> **Task directions**: Return every line below in which "colors" appears.

> **Provided data**:
— BEGIN —

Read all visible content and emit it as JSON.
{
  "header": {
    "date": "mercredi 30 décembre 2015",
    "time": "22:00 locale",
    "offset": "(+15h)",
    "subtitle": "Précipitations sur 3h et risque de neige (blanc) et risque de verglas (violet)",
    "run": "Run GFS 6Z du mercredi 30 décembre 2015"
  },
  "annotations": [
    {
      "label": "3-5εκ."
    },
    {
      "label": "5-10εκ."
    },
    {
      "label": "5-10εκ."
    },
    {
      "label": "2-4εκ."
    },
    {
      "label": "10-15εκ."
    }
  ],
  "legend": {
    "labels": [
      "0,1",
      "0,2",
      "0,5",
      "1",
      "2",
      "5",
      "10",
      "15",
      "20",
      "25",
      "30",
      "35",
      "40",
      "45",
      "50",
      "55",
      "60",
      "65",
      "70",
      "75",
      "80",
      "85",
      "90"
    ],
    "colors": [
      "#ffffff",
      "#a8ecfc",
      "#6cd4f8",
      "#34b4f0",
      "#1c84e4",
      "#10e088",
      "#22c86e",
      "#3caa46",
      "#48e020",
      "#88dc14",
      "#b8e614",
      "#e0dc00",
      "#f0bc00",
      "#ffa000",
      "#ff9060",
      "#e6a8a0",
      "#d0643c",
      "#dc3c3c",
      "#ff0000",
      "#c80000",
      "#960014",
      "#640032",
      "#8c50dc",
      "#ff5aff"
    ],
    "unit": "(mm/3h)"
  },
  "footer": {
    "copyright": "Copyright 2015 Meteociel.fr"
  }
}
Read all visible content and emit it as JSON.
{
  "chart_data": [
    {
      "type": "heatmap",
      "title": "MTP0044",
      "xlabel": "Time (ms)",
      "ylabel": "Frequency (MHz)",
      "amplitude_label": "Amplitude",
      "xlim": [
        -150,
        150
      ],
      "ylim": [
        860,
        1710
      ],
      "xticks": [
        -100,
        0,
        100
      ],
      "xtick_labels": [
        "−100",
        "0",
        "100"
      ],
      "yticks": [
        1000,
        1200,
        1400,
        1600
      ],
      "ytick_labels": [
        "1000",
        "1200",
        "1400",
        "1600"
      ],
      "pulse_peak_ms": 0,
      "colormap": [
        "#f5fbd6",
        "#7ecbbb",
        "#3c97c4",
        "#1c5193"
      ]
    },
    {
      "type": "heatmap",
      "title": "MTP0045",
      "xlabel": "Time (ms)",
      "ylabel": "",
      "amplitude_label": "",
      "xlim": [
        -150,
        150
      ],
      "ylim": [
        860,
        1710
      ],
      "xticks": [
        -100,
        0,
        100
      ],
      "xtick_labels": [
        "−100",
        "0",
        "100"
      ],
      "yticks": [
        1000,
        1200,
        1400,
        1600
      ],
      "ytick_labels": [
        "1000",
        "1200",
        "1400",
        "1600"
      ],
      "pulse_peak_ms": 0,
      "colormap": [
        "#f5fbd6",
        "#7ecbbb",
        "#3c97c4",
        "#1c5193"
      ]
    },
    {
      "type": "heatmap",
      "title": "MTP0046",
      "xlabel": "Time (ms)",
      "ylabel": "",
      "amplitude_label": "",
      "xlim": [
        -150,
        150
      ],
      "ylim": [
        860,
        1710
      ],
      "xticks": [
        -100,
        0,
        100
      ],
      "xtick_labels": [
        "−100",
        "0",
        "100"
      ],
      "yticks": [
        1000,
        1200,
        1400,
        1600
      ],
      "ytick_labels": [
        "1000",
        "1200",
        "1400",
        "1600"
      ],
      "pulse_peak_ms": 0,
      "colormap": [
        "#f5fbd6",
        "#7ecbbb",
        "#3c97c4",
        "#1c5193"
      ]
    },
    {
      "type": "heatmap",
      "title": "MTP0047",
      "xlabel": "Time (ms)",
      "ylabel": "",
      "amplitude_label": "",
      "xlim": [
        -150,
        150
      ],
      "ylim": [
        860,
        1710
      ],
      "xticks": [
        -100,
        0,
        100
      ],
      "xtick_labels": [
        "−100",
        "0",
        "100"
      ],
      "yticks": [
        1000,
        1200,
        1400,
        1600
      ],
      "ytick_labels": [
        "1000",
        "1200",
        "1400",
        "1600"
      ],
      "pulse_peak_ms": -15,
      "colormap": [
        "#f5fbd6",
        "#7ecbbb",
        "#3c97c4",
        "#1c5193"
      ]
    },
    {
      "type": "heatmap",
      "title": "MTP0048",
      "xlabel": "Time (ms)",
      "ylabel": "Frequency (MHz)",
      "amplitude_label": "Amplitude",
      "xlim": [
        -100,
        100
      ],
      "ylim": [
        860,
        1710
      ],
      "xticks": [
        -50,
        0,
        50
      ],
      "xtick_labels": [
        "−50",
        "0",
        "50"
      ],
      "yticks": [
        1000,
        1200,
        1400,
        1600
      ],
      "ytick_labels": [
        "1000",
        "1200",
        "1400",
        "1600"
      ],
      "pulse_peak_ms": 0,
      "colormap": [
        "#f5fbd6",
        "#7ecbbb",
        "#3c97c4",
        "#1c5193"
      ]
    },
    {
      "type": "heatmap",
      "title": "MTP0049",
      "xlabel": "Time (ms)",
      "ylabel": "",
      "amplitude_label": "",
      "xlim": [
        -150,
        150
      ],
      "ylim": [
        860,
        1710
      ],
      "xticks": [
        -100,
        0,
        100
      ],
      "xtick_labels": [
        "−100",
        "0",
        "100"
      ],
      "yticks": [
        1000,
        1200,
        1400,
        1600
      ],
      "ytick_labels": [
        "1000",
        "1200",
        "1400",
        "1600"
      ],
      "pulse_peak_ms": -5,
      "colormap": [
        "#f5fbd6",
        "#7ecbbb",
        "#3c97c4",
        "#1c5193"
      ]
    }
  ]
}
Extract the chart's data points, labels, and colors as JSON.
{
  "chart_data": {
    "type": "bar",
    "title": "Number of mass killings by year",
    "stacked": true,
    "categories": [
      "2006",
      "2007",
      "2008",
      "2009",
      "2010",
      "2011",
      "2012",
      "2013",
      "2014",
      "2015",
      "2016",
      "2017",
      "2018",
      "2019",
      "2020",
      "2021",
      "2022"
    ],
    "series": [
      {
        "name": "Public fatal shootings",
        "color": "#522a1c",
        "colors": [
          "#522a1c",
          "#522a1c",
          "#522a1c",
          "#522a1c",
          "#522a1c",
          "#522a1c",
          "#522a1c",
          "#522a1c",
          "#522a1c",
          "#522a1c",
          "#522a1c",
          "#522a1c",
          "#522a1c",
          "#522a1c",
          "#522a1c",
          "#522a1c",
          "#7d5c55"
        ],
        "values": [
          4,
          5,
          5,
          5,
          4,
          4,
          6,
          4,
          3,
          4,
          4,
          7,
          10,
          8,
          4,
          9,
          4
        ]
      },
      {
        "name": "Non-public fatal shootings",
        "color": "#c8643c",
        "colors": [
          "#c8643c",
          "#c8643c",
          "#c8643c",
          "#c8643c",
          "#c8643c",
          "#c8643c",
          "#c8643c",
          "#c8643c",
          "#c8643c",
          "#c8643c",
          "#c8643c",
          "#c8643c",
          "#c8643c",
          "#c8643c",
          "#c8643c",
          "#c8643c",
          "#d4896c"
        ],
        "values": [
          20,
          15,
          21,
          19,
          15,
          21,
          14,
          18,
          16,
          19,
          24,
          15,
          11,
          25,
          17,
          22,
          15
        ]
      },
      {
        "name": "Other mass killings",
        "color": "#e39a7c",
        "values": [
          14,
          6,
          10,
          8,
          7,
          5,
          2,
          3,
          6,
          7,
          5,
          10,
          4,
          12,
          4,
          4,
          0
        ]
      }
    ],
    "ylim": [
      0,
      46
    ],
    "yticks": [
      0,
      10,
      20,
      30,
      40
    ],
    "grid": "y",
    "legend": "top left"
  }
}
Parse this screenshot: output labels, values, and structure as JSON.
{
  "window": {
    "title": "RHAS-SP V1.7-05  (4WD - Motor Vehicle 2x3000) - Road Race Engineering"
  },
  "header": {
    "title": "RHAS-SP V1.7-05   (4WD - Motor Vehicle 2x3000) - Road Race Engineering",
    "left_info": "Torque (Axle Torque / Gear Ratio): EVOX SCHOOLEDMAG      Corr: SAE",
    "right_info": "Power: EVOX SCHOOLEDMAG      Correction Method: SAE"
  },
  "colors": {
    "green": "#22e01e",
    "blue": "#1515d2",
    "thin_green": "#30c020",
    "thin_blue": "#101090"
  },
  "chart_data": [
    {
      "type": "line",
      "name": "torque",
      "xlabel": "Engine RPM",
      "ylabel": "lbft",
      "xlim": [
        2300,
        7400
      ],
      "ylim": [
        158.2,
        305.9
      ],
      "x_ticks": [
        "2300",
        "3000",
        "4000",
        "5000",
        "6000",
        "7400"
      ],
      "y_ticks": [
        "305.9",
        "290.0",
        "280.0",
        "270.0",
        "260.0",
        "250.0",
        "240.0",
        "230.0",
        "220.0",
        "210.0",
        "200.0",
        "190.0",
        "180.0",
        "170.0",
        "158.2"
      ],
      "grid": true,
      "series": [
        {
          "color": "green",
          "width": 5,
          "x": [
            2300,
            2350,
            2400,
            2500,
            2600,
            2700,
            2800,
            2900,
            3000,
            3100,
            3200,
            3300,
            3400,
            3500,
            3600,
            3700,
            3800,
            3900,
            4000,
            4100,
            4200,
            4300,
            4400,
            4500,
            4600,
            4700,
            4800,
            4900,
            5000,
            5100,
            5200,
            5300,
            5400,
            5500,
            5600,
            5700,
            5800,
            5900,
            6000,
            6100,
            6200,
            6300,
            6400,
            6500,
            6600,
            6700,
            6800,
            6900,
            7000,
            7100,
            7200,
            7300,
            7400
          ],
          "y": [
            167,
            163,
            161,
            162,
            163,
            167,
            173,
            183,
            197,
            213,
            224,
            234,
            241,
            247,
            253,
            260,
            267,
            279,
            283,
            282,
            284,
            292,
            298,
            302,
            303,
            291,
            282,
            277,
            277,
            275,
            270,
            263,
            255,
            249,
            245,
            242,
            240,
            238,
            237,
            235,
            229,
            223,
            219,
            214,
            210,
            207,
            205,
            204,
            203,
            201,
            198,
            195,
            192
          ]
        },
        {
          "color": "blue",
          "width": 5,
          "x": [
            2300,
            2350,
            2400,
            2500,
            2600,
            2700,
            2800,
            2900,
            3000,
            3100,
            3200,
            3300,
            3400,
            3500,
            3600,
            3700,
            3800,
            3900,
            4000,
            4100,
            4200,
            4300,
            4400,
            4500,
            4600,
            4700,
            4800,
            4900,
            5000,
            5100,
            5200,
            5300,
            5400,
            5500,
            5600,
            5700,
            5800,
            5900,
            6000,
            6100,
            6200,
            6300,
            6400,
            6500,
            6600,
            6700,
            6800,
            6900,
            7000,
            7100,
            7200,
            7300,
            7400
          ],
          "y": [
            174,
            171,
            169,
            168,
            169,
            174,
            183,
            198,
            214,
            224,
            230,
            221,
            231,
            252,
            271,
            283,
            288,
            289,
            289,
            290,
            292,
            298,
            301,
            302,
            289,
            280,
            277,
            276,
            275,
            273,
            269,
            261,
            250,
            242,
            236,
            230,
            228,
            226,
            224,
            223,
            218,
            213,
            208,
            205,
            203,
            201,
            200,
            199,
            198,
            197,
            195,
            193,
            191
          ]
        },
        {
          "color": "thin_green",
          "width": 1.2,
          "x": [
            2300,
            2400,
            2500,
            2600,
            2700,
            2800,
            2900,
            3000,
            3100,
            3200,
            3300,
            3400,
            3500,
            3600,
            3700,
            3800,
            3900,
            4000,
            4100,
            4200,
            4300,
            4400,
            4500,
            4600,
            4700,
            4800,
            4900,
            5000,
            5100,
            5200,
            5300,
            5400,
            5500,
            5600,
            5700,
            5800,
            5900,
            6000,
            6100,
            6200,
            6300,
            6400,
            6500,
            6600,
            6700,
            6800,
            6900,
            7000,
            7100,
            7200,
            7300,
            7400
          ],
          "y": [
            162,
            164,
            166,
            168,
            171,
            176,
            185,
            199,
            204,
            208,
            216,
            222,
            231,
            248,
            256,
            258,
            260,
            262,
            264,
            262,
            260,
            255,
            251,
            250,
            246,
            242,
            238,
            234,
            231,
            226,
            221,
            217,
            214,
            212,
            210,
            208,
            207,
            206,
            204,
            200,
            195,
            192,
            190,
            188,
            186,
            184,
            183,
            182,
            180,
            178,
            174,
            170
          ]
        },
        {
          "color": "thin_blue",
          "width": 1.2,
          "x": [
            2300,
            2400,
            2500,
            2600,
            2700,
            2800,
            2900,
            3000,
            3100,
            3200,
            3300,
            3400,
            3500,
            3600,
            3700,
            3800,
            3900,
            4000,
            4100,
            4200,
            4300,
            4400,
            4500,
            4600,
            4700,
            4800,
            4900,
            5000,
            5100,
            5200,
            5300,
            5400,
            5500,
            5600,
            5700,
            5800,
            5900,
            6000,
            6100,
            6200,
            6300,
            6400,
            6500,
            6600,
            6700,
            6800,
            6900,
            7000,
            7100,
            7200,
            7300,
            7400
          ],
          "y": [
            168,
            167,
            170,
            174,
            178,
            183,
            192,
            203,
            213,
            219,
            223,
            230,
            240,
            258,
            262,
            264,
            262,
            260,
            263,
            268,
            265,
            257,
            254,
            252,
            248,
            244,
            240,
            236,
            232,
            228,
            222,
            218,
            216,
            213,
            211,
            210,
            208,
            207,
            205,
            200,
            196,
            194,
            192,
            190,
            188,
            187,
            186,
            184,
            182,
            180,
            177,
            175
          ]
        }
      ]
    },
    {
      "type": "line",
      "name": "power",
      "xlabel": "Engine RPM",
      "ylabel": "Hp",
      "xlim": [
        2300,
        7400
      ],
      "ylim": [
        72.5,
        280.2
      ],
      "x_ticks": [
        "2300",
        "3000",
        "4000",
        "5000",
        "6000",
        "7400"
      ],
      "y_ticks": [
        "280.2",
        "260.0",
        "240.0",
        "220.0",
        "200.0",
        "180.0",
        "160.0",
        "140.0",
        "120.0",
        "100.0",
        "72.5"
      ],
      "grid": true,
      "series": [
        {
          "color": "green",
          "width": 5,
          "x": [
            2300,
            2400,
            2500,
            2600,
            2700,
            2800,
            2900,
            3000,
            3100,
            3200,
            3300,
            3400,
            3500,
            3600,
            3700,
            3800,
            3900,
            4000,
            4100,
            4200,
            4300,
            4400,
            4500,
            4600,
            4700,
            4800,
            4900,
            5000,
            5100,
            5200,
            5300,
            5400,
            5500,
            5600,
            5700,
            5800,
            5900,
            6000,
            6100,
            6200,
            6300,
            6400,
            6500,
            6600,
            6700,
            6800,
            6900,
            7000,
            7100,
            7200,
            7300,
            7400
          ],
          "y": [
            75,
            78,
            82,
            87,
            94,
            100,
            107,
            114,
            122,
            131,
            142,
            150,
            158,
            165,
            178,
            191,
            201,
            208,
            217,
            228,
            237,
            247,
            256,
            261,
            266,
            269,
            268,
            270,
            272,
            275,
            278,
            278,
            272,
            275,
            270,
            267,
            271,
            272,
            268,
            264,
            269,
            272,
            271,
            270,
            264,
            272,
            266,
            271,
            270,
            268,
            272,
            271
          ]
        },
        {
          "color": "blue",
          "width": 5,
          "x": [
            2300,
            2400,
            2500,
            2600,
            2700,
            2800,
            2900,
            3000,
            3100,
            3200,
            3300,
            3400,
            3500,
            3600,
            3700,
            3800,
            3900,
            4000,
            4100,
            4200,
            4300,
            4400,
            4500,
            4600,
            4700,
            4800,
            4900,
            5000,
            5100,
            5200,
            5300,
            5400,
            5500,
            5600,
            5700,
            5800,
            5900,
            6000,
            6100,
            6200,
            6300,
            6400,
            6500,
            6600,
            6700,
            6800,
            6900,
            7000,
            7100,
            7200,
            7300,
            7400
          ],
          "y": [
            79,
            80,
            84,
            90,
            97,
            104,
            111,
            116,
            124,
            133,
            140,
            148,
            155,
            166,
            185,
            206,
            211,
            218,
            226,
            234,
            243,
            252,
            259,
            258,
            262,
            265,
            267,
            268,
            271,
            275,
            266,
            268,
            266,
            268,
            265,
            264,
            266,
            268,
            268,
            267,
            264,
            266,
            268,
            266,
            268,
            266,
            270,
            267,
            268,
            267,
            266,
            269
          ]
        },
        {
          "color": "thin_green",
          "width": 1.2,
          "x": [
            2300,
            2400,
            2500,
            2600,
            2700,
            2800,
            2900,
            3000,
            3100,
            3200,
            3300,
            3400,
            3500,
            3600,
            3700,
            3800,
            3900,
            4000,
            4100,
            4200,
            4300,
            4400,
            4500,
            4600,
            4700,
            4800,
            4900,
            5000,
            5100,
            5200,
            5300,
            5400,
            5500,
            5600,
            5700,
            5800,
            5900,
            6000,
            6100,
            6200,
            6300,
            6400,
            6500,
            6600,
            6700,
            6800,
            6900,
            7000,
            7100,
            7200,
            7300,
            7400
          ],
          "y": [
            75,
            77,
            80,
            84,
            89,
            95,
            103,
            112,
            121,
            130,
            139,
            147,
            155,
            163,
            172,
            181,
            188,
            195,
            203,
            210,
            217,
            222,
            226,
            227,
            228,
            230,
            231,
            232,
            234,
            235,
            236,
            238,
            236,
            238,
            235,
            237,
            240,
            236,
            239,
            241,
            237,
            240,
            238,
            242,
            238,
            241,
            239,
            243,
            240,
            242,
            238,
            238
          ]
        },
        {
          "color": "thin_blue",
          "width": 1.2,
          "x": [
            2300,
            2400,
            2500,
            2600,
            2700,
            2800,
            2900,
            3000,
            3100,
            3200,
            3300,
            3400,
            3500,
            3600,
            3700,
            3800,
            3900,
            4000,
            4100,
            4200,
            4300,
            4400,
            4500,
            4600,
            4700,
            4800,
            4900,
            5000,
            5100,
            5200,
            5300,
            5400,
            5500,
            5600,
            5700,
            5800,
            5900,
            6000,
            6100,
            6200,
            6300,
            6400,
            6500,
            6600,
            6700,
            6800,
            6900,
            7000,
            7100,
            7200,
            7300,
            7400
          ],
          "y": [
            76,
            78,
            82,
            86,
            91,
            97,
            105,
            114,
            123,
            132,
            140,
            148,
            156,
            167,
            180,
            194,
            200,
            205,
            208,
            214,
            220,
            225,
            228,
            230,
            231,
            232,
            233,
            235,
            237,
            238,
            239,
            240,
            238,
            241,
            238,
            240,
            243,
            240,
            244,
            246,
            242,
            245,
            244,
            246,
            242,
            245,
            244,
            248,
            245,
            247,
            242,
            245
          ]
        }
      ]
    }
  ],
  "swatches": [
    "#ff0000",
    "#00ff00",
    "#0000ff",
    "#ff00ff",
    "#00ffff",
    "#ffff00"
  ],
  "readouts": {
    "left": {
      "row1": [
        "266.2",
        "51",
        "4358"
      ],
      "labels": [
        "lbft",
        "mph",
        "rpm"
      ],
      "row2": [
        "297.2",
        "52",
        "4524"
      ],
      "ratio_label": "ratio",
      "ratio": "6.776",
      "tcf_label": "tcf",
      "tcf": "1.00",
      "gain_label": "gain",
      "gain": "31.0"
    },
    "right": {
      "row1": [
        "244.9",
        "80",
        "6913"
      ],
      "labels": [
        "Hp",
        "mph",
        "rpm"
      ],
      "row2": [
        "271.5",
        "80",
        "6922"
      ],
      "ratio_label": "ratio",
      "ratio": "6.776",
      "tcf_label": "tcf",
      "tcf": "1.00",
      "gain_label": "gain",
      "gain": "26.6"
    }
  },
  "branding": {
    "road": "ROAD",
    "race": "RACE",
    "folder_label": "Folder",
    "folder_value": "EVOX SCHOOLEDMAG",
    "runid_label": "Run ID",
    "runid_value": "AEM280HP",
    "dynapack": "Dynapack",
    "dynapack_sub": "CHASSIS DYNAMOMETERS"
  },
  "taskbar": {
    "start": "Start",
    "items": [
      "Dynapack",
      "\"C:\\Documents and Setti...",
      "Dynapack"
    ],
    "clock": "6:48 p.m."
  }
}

— END —

> **Output for this task**:
    "colors": [
Extract the chart's data points, labels, and colors as JSON.
        "colors": [
        "colors": [
  "colors": {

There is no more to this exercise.